■ **The exercise**
Lines containing the word "nőni" are to be located and copied.

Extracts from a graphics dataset
○ ○ ○ ○

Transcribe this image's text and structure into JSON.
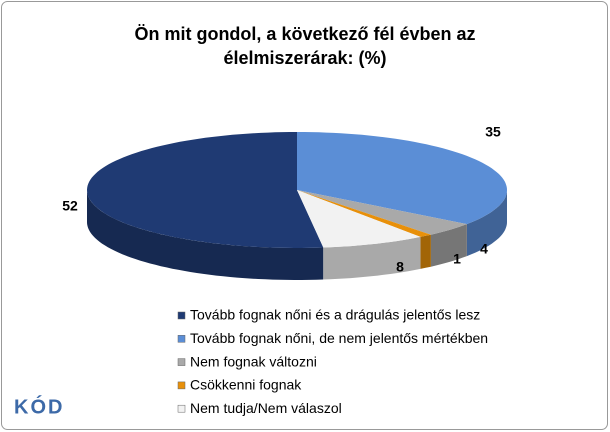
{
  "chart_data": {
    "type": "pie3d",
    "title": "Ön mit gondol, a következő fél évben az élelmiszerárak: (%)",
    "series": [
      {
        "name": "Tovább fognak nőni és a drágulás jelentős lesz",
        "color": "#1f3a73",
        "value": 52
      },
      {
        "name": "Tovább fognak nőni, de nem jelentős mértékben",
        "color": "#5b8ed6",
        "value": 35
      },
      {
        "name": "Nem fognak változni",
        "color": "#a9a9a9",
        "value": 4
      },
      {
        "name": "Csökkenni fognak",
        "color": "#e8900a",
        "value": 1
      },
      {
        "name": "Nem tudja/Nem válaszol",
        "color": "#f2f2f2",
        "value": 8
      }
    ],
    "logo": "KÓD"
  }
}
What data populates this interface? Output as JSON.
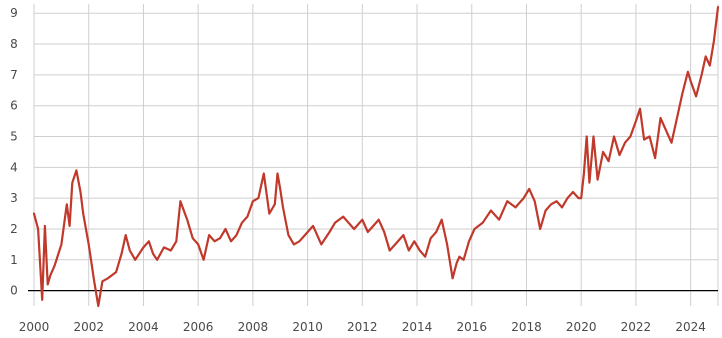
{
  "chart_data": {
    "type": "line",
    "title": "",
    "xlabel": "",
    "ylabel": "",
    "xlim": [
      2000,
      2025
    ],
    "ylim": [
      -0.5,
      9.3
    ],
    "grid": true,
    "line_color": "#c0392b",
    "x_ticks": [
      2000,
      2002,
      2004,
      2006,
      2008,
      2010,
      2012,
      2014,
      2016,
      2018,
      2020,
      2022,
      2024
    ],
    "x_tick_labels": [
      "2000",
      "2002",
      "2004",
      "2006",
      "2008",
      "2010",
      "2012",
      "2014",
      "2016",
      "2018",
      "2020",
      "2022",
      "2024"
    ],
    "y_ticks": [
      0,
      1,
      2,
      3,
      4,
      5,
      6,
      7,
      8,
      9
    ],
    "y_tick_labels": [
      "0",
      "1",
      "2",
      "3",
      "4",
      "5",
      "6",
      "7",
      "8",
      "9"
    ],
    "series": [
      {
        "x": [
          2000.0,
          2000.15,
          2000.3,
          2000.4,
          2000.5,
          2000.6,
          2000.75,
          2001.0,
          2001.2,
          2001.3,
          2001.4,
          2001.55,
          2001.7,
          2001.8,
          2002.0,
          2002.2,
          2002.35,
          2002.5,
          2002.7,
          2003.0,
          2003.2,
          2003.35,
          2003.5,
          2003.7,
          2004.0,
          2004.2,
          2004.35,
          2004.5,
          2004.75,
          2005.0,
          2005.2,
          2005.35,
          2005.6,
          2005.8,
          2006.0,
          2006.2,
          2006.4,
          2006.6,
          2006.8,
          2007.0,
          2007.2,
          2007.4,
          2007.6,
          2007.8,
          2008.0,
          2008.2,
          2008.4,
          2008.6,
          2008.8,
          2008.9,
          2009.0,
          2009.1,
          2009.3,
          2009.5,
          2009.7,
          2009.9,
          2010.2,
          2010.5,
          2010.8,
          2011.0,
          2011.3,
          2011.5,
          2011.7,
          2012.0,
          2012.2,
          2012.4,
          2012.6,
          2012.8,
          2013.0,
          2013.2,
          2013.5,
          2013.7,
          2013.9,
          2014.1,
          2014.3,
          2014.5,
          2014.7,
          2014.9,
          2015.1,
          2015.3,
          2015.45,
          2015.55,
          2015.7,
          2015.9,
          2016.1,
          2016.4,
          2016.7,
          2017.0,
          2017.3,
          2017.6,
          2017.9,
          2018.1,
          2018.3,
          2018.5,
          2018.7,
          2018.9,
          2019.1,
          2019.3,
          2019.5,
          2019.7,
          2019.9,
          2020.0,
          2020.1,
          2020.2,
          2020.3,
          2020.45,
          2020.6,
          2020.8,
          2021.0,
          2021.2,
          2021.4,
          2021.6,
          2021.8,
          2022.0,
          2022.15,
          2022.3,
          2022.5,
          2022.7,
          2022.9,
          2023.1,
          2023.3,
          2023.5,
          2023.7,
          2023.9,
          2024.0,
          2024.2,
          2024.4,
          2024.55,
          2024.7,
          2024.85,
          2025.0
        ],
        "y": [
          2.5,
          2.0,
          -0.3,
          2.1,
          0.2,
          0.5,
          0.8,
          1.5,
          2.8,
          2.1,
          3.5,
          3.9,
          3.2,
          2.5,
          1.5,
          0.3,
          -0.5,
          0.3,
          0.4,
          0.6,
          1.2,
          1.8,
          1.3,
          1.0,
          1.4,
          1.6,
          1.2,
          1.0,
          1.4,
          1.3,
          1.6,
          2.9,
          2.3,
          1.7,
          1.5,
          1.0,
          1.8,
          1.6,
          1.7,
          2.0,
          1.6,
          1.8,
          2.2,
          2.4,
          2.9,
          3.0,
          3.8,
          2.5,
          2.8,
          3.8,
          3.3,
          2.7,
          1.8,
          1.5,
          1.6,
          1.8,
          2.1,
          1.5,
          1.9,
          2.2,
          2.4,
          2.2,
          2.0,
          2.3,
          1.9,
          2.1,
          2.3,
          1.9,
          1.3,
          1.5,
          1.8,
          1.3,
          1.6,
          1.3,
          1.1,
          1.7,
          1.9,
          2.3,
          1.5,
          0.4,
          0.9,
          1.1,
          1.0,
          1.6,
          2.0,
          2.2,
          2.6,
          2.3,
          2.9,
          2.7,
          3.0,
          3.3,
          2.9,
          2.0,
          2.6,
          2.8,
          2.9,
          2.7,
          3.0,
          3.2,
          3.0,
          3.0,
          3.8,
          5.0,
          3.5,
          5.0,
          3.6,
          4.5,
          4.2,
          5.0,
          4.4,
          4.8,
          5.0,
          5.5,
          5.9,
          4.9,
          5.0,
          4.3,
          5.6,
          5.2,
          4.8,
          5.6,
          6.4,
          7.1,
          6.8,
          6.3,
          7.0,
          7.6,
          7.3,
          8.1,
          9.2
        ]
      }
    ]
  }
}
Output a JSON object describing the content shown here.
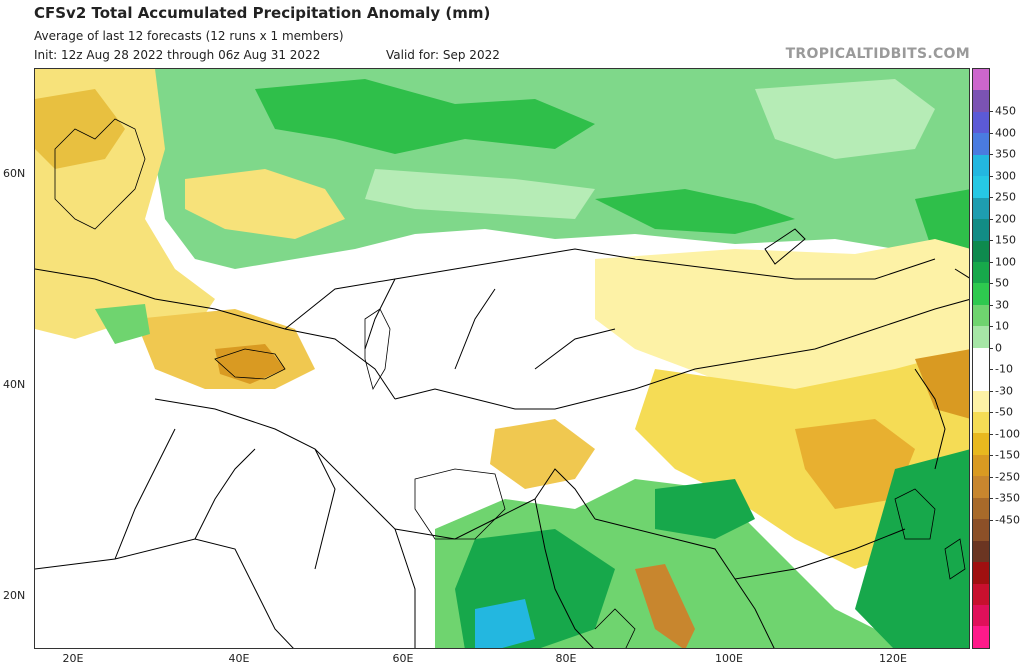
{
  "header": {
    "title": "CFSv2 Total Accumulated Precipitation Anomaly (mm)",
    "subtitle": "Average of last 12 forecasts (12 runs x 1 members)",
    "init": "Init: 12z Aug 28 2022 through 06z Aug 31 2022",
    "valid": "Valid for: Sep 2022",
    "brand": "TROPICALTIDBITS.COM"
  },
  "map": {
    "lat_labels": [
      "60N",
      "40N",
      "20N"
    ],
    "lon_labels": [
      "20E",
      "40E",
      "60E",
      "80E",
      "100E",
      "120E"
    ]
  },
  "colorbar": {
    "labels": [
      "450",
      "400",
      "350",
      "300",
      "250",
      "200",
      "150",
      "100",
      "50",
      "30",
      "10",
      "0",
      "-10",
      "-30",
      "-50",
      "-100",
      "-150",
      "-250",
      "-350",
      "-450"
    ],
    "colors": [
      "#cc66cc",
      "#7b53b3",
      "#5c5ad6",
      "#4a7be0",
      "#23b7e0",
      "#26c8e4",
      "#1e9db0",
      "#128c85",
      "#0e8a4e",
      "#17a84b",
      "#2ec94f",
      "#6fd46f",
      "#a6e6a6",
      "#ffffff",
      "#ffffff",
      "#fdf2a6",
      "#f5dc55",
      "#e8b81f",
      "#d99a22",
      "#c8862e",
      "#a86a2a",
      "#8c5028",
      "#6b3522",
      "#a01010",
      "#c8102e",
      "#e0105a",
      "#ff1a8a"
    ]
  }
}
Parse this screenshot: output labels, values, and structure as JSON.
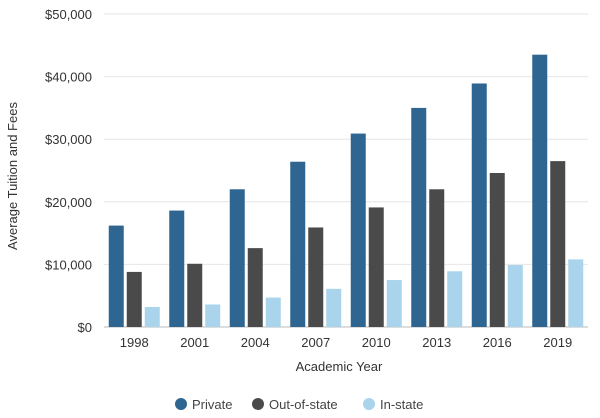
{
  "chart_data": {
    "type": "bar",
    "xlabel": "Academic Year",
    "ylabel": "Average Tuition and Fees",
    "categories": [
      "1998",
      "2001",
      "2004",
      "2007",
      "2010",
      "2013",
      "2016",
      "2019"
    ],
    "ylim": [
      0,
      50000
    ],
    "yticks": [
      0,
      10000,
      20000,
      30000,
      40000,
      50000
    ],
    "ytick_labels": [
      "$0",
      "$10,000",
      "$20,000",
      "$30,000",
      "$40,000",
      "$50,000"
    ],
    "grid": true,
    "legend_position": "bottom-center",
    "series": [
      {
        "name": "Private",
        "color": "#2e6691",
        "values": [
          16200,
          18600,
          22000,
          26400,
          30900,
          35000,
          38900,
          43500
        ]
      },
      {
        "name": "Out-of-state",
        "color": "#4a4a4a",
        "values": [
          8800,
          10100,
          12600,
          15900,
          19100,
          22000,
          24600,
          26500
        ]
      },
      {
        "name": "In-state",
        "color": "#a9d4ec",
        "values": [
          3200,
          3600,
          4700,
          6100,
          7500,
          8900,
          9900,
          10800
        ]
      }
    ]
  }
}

○ ○ ○ ○

■ **The completed task**
        "name": "Tovább fognak nőni és a drágulás jelentős lesz",
        "name": "Tovább fognak nőni, de nem jelentős mértékben",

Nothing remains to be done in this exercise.